For every line in the data below that contains "caso", copy the line.

(Stored entries)
-.-.-
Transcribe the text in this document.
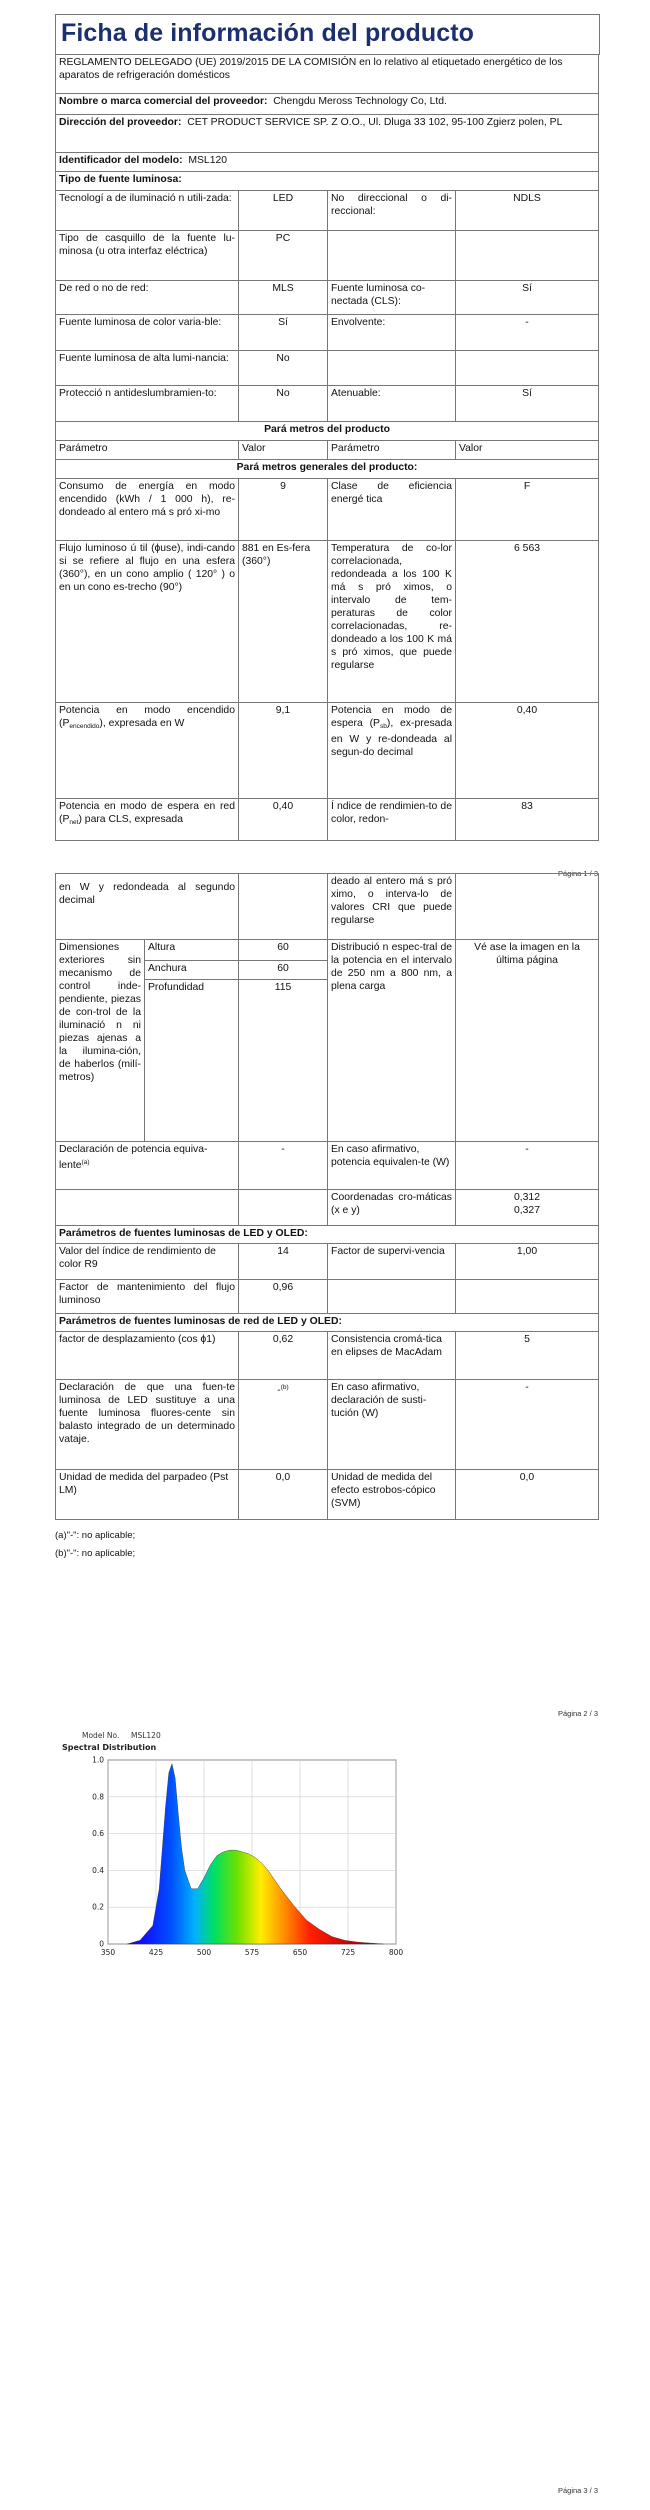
Ficha de información del producto
REGLAMENTO DELEGADO (UE) 2019/2015 DE LA COMISIÓN en lo relativo al etiquetado energético de los aparatos de refrigeración domésticos			
Nombre o marca comercial del proveedor: Chengdu Meross Technology Co, Ltd.			
Dirección del proveedor: CET PRODUCT SERVICE SP. Z O.O., Ul. Dluga 33 102, 95-100 Zgierz polen, PL			
Identificador del modelo: MSL120			
Tipo de fuente luminosa:			
Tecnologí a de iluminació n utili-zada:	LED	No direccional o di-reccional:	NDLS
Tipo de casquillo de la fuente lu-minosa (u otra interfaz eléctrica)	PC		
De red o no de red:	MLS	Fuente luminosa co-nectada (CLS):	Sí
Fuente luminosa de color varia-ble:	Sí	Envolvente:	-
Fuente luminosa de alta lumi-nancia:	No		
Protecció n antideslumbramien-to:	No	Atenuable:	Sí
Pará metros del producto			
Parámetro	Valor	Parámetro	Valor
Pará metros generales del producto:			
Consumo de energía en modo encendido (kWh / 1 000 h), re-dondeado al entero má s pró xi-mo	9	Clase de eficiencia energé tica	F
Flujo luminoso ú til (ɸuse), indi-cando si se refiere al flujo en una esfera (360°), en un cono amplio ( 120° ) o en un cono es-trecho (90°)	881 en Es-fera (360°)	Temperatura de co-lor correlacionada, redondeada a los 100 K má s pró ximos, o intervalo de tem-peraturas de color correlacionadas, re-dondeado a los 100 K má s pró ximos, que puede regularse	6 563
Potencia en modo encendido $(P_{encendido})$, expresada en W	9,1	Potencia en modo de espera $(P_{sb})$, ex-presada en W y re-dondeada al segun-do decimal	0,40
Potencia en modo de espera en red $(P_{net})$ para CLS, expresada	0,40	Í ndice de rendimien-to de color, redon-	83
Página 1 / 3
en W y redondeada al segundo decimal			deado al entero má s pró ximo, o interva-lo de valores CRI que puede regularse	
Dimensiones exteriores sin mecanismo de control inde-pendiente, piezas de con-trol de la iluminació n ni piezas ajenas a la ilumina-ción, de haberlos (milí-metros)	Altura	60	Distribució n espec-tral de la potencia en el intervalo de 250 nm a 800 nm, a plena carga	Vé ase la imagen en la última página
	Anchura	60		
	Profundidad	115		
Declaración de potencia equiva-lente$^{(a)}$		-	En caso afirmativo, potencia equivalen-te (W)	-
			Coordenadas cro-máticas (x e y)	0,312
0,327
Parámetros de fuentes luminosas de LED y OLED:				
Valor del índice de rendimiento de color R9		14	Factor de supervi-vencia	1,00
Factor de mantenimiento del flujo luminoso		0,96		
Parámetros de fuentes luminosas de red de LED y OLED:				
factor de desplazamiento (cos ɸ1)		0,62	Consistencia cromá-tica en elipses de MacAdam	5
Declaración de que una fuen-te luminosa de LED sustituye a una fuente luminosa fluores-cente sin balasto integrado de un determinado vataje.		-$^{(b)}$	En caso afirmativo, declaración de susti-tución (W)	-
Unidad de medida del parpadeo (Pst LM)		0,0	Unidad de medida del efecto estrobos-cópico (SVM)	0,0
(a)"-": no aplicable;
(b)"-": no aplicable;
Página 2 / 3
Model No. MSL120
Spectral Distribution
350	425	500	575	650	725	800
0
0.2
0.4
0.6
0.8
1.0
Página 3 / 3
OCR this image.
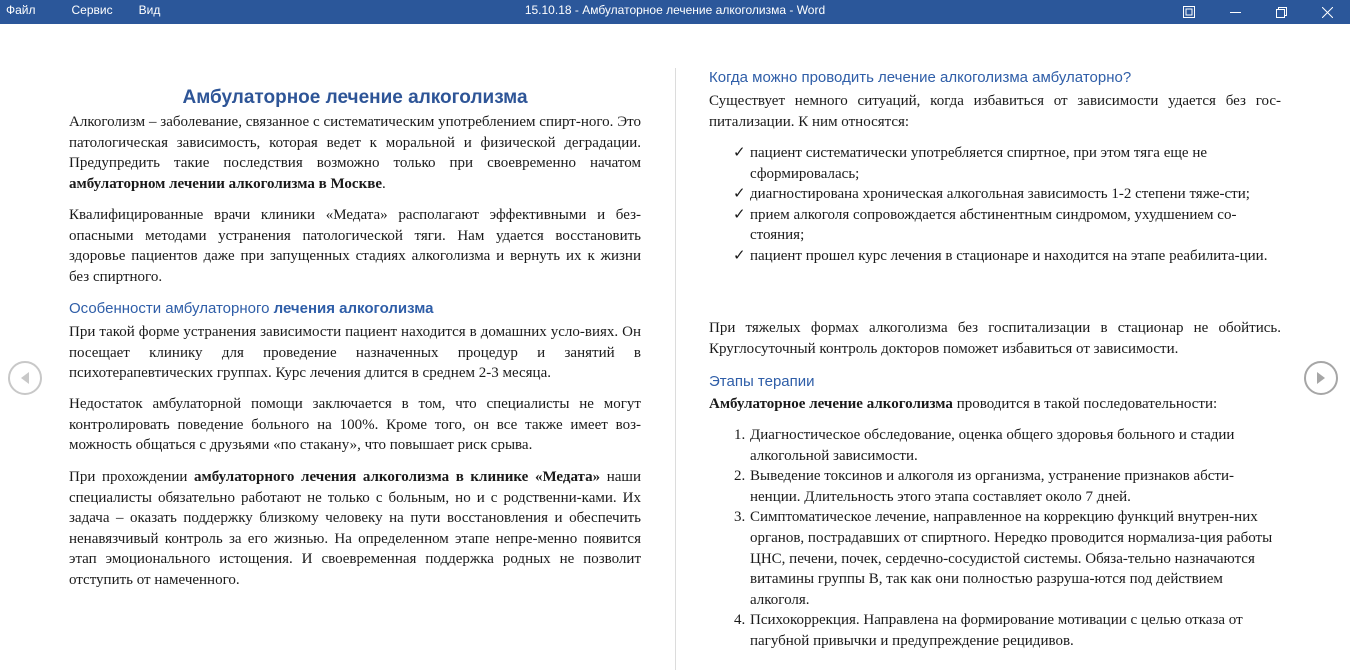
Файл	Сервис	Вид	15.10.18 - Амбулаторное лечение алкоголизма - Word
Амбулаторное лечение алкоголизма

Алкоголизм – заболевание, связанное с систематическим употреблением спирт-ного. Это патологическая зависимость, которая ведет к моральной и физической деградации. Предупредить такие последствия возможно только при своевременно начатом амбулаторном лечении алкоголизма в Москве.

Квалифицированные врачи клиники «Медата» располагают эффективными и без-опасными методами устранения патологической тяги. Нам удается восстановить здоровье пациентов даже при запущенных стадиях алкоголизма и вернуть их к жизни без спиртного.

Особенности амбулаторного лечения алкоголизма

При такой форме устранения зависимости пациент находится в домашних усло-виях. Он посещает клинику для проведение назначенных процедур и занятий в психотерапевтических группах. Курс лечения длится в среднем 2-3 месяца.

Недостаток амбулаторной помощи заключается в том, что специалисты не могут контролировать поведение больного на 100%. Кроме того, он все также имеет воз-можность общаться с друзьями «по стакану», что повышает риск срыва.

При прохождении амбулаторного лечения алкоголизма в клинике «Медата» наши специалисты обязательно работают не только с больным, но и с родственни-ками. Их задача – оказать поддержку близкому человеку на пути восстановления и обеспечить ненавязчивый контроль за его жизнью. На определенном этапе непре-менно появится этап эмоционального истощения. И своевременная поддержка родных не позволит отступить от намеченного.

Когда можно проводить лечение алкоголизма амбулаторно?

Существует немного ситуаций, когда избавиться от зависимости удается без гос-питализации. К ним относятся:

✓ пациент систематически употребляется спиртное, при этом тяга еще не сформировалась;
✓ диагностирована хроническая алкогольная зависимость 1-2 степени тяже-сти;
✓ прием алкоголя сопровождается абстинентным синдромом, ухудшением со-стояния;
✓ пациент прошел курс лечения в стационаре и находится на этапе реабилита-ции.

При тяжелых формах алкоголизма без госпитализации в стационар не обойтись. Круглосуточный контроль докторов поможет избавиться от зависимости.

Этапы терапии

Амбулаторное лечение алкоголизма проводится в такой последовательности:

1. Диагностическое обследование, оценка общего здоровья больного и стадии алкогольной зависимости.
2. Выведение токсинов и алкоголя из организма, устранение признаков абсти-ненции. Длительность этого этапа составляет около 7 дней.
3. Симптоматическое лечение, направленное на коррекцию функций внутрен-них органов, пострадавших от спиртного. Нередко проводится нормализа-ция работы ЦНС, печени, почек, сердечно-сосудистой системы. Обяза-тельно назначаются витамины группы В, так как они полностью разруша-ются под действием алкоголя.
4. Психокоррекция. Направлена на формирование мотивации с целью отказа от пагубной привычки и предупреждение рецидивов.
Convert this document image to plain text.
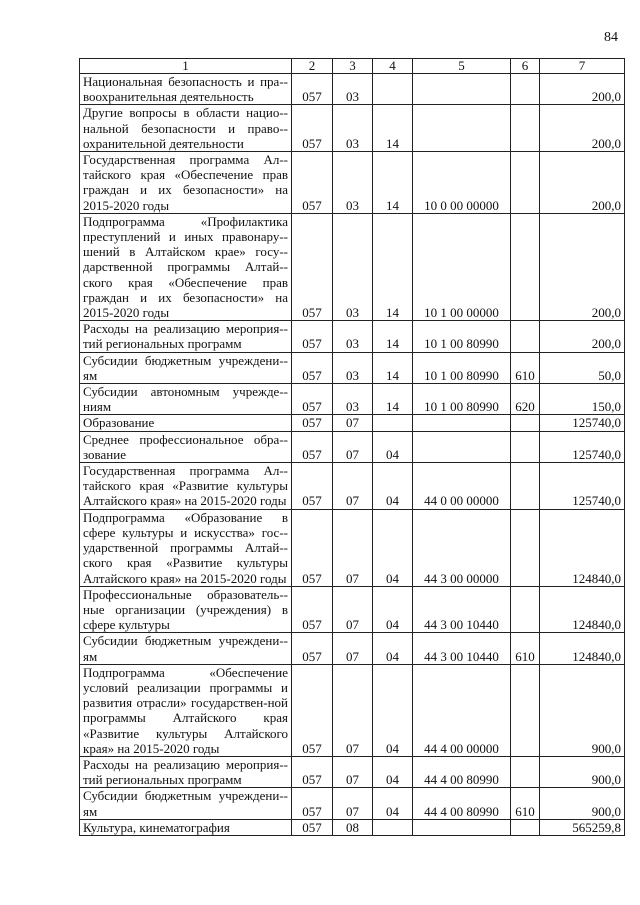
84
1	2	3	4	5	6	7
Национальная безопасность и пра-воохранительная деятельность	057	03				200,0
Другие вопросы в области нацио-нальной безопасности и право-охранительной деятельности	057	03	14			200,0
Государственная программа Ал-тайского края «Обеспечение прав граждан и их безопасности» на 2015-2020 годы	057	03	14	10 0 00 00000		200,0
Подпрограмма «Профилактика преступлений и иных правонару-шений в Алтайском крае» госу-дарственной программы Алтай-ского края «Обеспечение прав граждан и их безопасности» на 2015-2020 годы	057	03	14	10 1 00 00000		200,0
Расходы на реализацию мероприя-тий региональных программ	057	03	14	10 1 00 80990		200,0
Субсидии бюджетным учреждени-ям	057	03	14	10 1 00 80990	610	50,0
Субсидии автономным учрежде-ниям	057	03	14	10 1 00 80990	620	150,0
Образование	057	07				125740,0
Среднее профессиональное обра-зование	057	07	04			125740,0
Государственная программа Ал-тайского края «Развитие культуры Алтайского края» на 2015-2020 годы	057	07	04	44 0 00 00000		125740,0
Подпрограмма «Образование в сфере культуры и искусства» гос-ударственной программы Алтай-ского края «Развитие культуры Алтайского края» на 2015-2020 годы	057	07	04	44 3 00 00000		124840,0
Профессиональные образователь-ные организации (учреждения) в сфере культуры	057	07	04	44 3 00 10440		124840,0
Субсидии бюджетным учреждени-ям	057	07	04	44 3 00 10440	610	124840,0
Подпрограмма «Обеспечение условий реализации программы и развития отрасли» государствен-ной программы Алтайского края «Развитие культуры Алтайского края» на 2015-2020 годы	057	07	04	44 4 00 00000		900,0
Расходы на реализацию мероприя-тий региональных программ	057	07	04	44 4 00 80990		900,0
Субсидии бюджетным учреждени-ям	057	07	04	44 4 00 80990	610	900,0
Культура, кинематография	057	08				565259,8
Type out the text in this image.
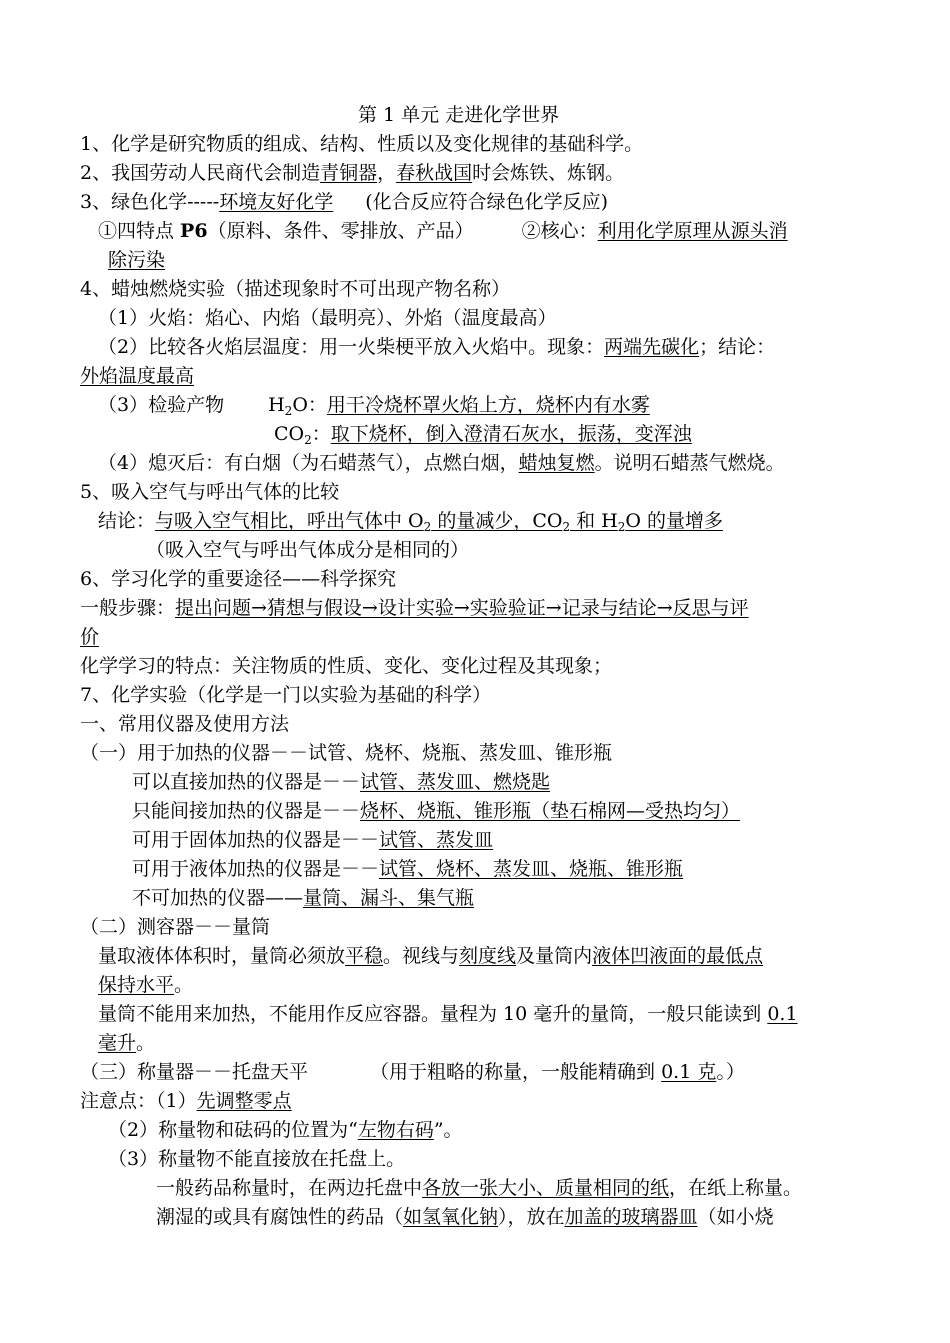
第 1 单元 走进化学世界
1、化学是研究物质的组成、结构、性质以及变化规律的基础科学。
2、我国劳动人民商代会制造青铜器，春秋战国时会炼铁、炼钢。
3、绿色化学-----环境友好化学 (化合反应符合绿色化学反应)
①四特点 P6（原料、条件、零排放、产品）	②核心：利用化学原理从源头消
除污染
4、蜡烛燃烧实验（描述现象时不可出现产物名称）
（1）火焰：焰心、内焰（最明亮）、外焰（温度最高）
（2）比较各火焰层温度：用一火柴梗平放入火焰中。现象：两端先碳化；结论：
外焰温度最高
（3）检验产物 $H_2O$：用干冷烧杯罩火焰上方，烧杯内有水雾
$CO_2$：取下烧杯，倒入澄清石灰水，振荡，变浑浊
（4）熄灭后：有白烟（为石蜡蒸气），点燃白烟，蜡烛复燃。说明石蜡蒸气燃烧。
5、吸入空气与呼出气体的比较
结论：与吸入空气相比，呼出气体中 $O_2$ 的量减少，$CO_2$ 和 $H_2O$ 的量增多
（吸入空气与呼出气体成分是相同的）
6、学习化学的重要途径——科学探究
一般步骤：提出问题→猜想与假设→设计实验→实验验证→记录与结论→反思与评
价
化学学习的特点：关注物质的性质、变化、变化过程及其现象；
7、化学实验（化学是一门以实验为基础的科学）
一、常用仪器及使用方法
（一）用于加热的仪器－－试管、烧杯、烧瓶、蒸发皿、锥形瓶
可以直接加热的仪器是－－试管、蒸发皿、燃烧匙
只能间接加热的仪器是－－烧杯、烧瓶、锥形瓶（垫石棉网—受热均匀）
可用于固体加热的仪器是－－试管、蒸发皿
可用于液体加热的仪器是－－试管、烧杯、蒸发皿、烧瓶、锥形瓶
不可加热的仪器——量筒、漏斗、集气瓶
（二）测容器－－量筒
量取液体体积时，量筒必须放平稳。视线与刻度线及量筒内液体凹液面的最低点
保持水平。
量筒不能用来加热，不能用作反应容器。量程为 10 毫升的量筒，一般只能读到 0.1
毫升。
（三）称量器－－托盘天平	（用于粗略的称量，一般能精确到 0.1 克。）
注意点：（1）先调整零点
（2）称量物和砝码的位置为“左物右码”。
（3）称量物不能直接放在托盘上。
一般药品称量时，在两边托盘中各放一张大小、质量相同的纸，在纸上称量。
潮湿的或具有腐蚀性的药品（如氢氧化钠），放在加盖的玻璃器皿（如小烧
-.-.-
Output below:
Declaración de potencia equiva-lente$^{(a)}$		-	En caso afirmativo, potencia equivalen-te (W)	-
Declaración de que una fuen-te luminosa de LED sustituye a una fuente luminosa fluores-cente sin balasto integrado de un determinado vataje.		-$^{(b)}$	En caso afirmativo, declaración de susti-tución (W)	-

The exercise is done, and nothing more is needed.